▶ EXERCISE DATA:
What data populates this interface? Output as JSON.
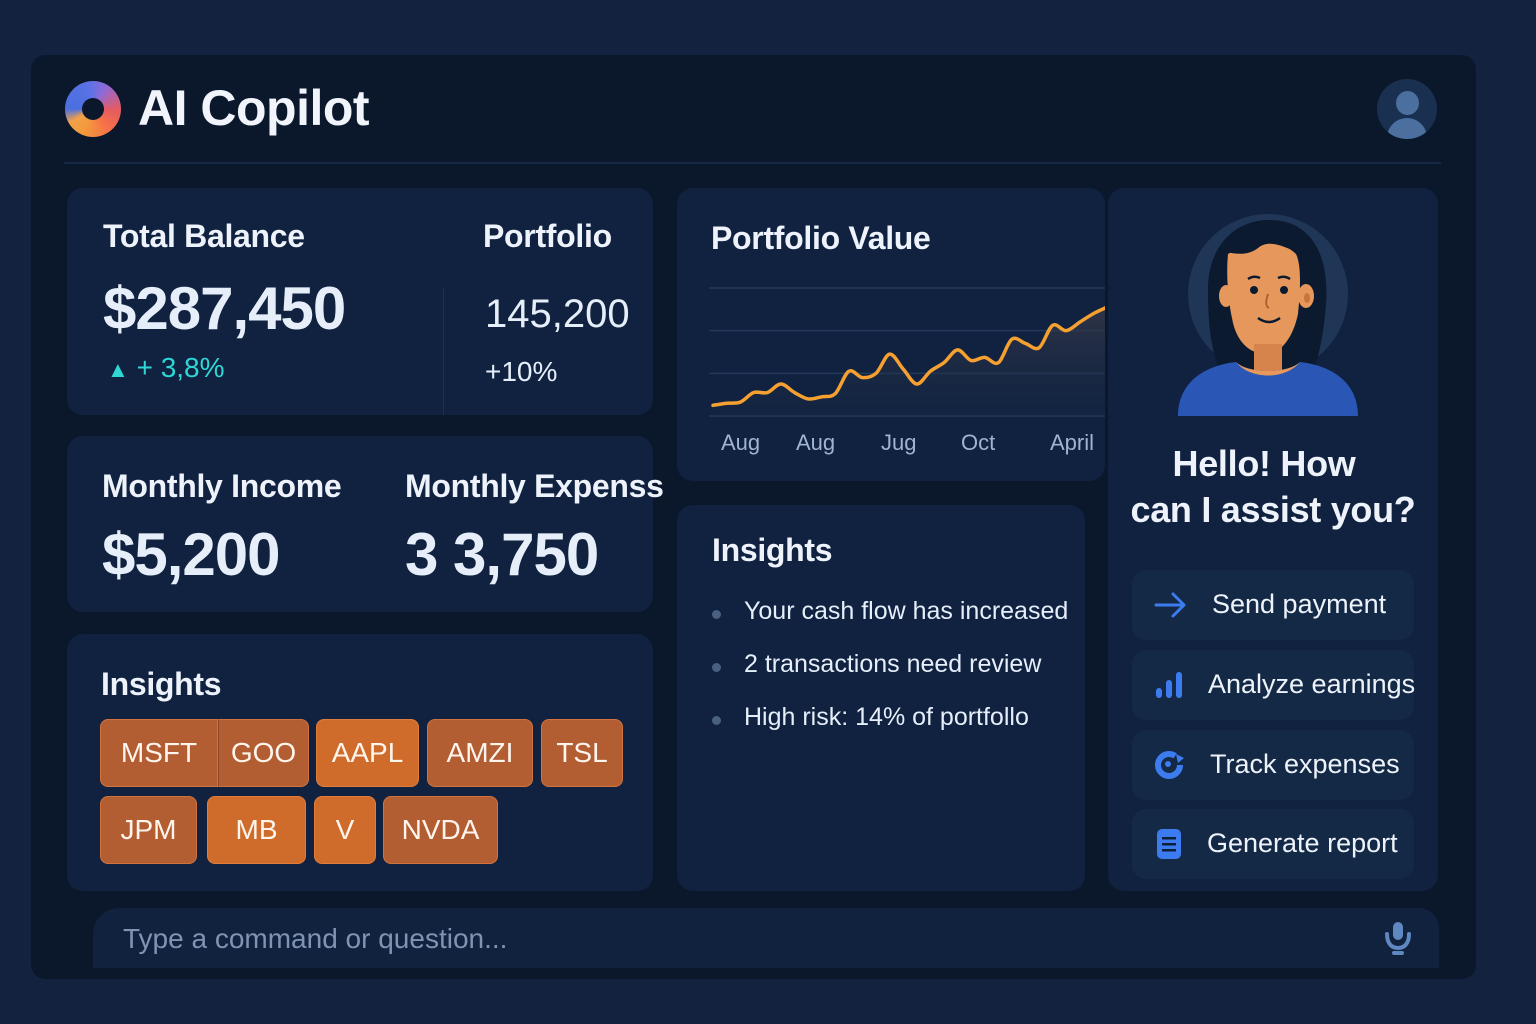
{
  "app": {
    "title": "AI Copilot",
    "logo_icon": "gradient-ring-logo",
    "profile_icon": "user-avatar-icon"
  },
  "colors": {
    "page_bg": "#13233f",
    "window_bg": "#0b182b",
    "card_bg": "#102240",
    "accent_orange": "#f5a030",
    "positive_teal": "#2fd6d6",
    "action_blue": "#3d7cf0",
    "chip_orange_dark": "#b35d33",
    "chip_orange_light": "#cf6c2c"
  },
  "balance_card": {
    "total_label": "Total Balance",
    "total_value": "$287,450",
    "total_change_icon": "triangle-up-icon",
    "total_change": "+ 3,8%",
    "portfolio_label": "Portfolio",
    "portfolio_value": "145,200",
    "portfolio_change": "+10%"
  },
  "monthly_card": {
    "income_label": "Monthly Income",
    "income_value": "$5,200",
    "expense_label": "Monthly Expenss",
    "expense_value": "3 3,750"
  },
  "tickers_card": {
    "title": "Insights",
    "tickers": [
      "MSFT",
      "GOO",
      "AAPL",
      "AMZI",
      "TSL",
      "JPM",
      "MB",
      "V",
      "NVDA"
    ]
  },
  "chart_card": {
    "title": "Portfolio Value"
  },
  "chart_data": {
    "type": "area",
    "title": "Portfolio Value",
    "categories": [
      "Aug",
      "Aug",
      "Jug",
      "Oct",
      "April"
    ],
    "x": [
      0,
      1,
      2,
      3,
      4,
      5,
      6,
      7,
      8,
      9,
      10,
      11,
      12,
      13,
      14,
      15,
      16,
      17,
      18,
      19,
      20,
      21,
      22,
      23,
      24,
      25,
      26,
      27,
      28,
      29
    ],
    "series": [
      {
        "name": "Portfolio Value",
        "color": "#f5a030",
        "values": [
          10,
          12,
          13,
          22,
          22,
          30,
          22,
          16,
          18,
          21,
          42,
          36,
          40,
          58,
          44,
          30,
          42,
          50,
          62,
          52,
          55,
          50,
          72,
          68,
          64,
          85,
          80,
          88,
          96,
          102
        ]
      }
    ],
    "grid": true,
    "gridlines": 4,
    "xlabel": "",
    "ylabel": "",
    "ylim": [
      0,
      120
    ],
    "legend": "none"
  },
  "insights_card": {
    "title": "Insights",
    "items": [
      "Your cash flow has increased",
      "2 transactions need review",
      "High risk: 14% of portfollo"
    ]
  },
  "assistant": {
    "avatar_icon": "assistant-avatar",
    "greeting_line1": "Hello! How",
    "greeting_line2": "can I assist you?",
    "actions": [
      {
        "label": "Send payment",
        "icon": "arrow-right-icon"
      },
      {
        "label": "Analyze earnings",
        "icon": "bar-chart-icon"
      },
      {
        "label": "Track expenses",
        "icon": "refresh-icon"
      },
      {
        "label": "Generate report",
        "icon": "document-icon"
      }
    ]
  },
  "command_bar": {
    "placeholder": "Type a command or question...",
    "value": "",
    "mic_icon": "microphone-icon"
  }
}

▶ SET TASK: Pick out each line above that includes "assistant" and show it.

▶ WRITTEN RESPONSE:
  "assistant": {
    "avatar_icon": "assistant-avatar",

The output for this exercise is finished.